Work to be completed
Copy out the lines of the records from the one containing "y-tick-label: 9,0 xyxy=(77,240,85,246)" through the one containing "x-category-label: STOKODERM® Aqua", inclusive, and nothing else.
_____
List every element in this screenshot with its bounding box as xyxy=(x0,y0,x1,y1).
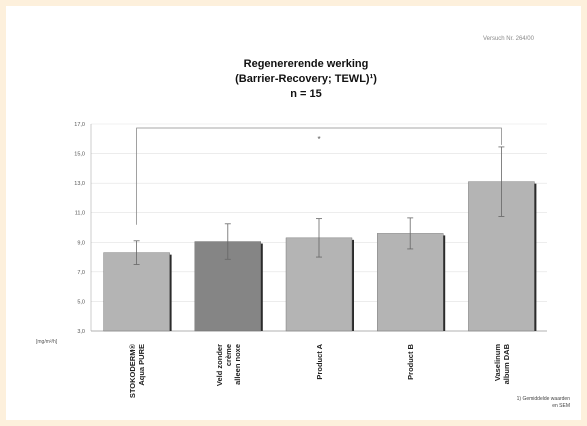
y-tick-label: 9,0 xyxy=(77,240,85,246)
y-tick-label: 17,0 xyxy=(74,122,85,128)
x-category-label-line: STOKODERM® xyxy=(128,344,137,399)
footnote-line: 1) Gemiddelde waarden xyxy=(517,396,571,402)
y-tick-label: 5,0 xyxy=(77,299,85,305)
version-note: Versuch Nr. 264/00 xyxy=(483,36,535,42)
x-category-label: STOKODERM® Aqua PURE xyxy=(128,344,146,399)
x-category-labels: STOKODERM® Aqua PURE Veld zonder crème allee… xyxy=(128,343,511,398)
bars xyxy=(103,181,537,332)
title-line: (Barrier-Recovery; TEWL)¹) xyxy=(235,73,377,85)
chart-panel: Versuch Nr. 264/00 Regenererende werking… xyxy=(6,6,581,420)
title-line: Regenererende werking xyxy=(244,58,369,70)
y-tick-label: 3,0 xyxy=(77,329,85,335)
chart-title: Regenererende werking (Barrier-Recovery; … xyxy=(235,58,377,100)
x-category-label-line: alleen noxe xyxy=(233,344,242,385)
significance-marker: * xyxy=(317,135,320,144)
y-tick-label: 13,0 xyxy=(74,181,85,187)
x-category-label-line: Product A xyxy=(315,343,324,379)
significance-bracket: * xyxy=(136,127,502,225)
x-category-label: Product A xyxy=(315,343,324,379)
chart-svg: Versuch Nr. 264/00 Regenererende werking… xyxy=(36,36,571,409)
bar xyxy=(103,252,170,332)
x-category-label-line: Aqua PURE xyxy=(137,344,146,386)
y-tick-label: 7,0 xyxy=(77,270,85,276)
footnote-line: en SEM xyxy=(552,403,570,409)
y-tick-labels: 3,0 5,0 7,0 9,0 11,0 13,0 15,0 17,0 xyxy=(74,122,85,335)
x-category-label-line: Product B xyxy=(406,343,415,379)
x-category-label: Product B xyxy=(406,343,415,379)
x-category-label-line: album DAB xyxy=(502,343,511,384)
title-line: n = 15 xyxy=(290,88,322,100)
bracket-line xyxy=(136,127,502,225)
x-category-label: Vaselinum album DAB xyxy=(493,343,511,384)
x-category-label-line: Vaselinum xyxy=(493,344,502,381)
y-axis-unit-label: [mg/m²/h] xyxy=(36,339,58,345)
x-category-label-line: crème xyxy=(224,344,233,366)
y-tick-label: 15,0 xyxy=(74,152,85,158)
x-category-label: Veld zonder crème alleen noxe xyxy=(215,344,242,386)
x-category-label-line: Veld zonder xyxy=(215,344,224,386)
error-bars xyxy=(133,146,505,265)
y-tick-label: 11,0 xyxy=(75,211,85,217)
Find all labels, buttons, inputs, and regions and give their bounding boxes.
_____
Reply to the exercise
y-tick-label: 9,0 xyxy=(77,240,85,246)
y-tick-label: 17,0 xyxy=(74,122,85,128)
x-category-label-line: STOKODERM® xyxy=(128,344,137,399)
footnote-line: 1) Gemiddelde waarden xyxy=(517,396,571,402)
y-tick-label: 5,0 xyxy=(77,299,85,305)
version-note: Versuch Nr. 264/00 xyxy=(483,36,535,42)
x-category-label: STOKODERM® Aqua PURE xyxy=(128,344,146,399)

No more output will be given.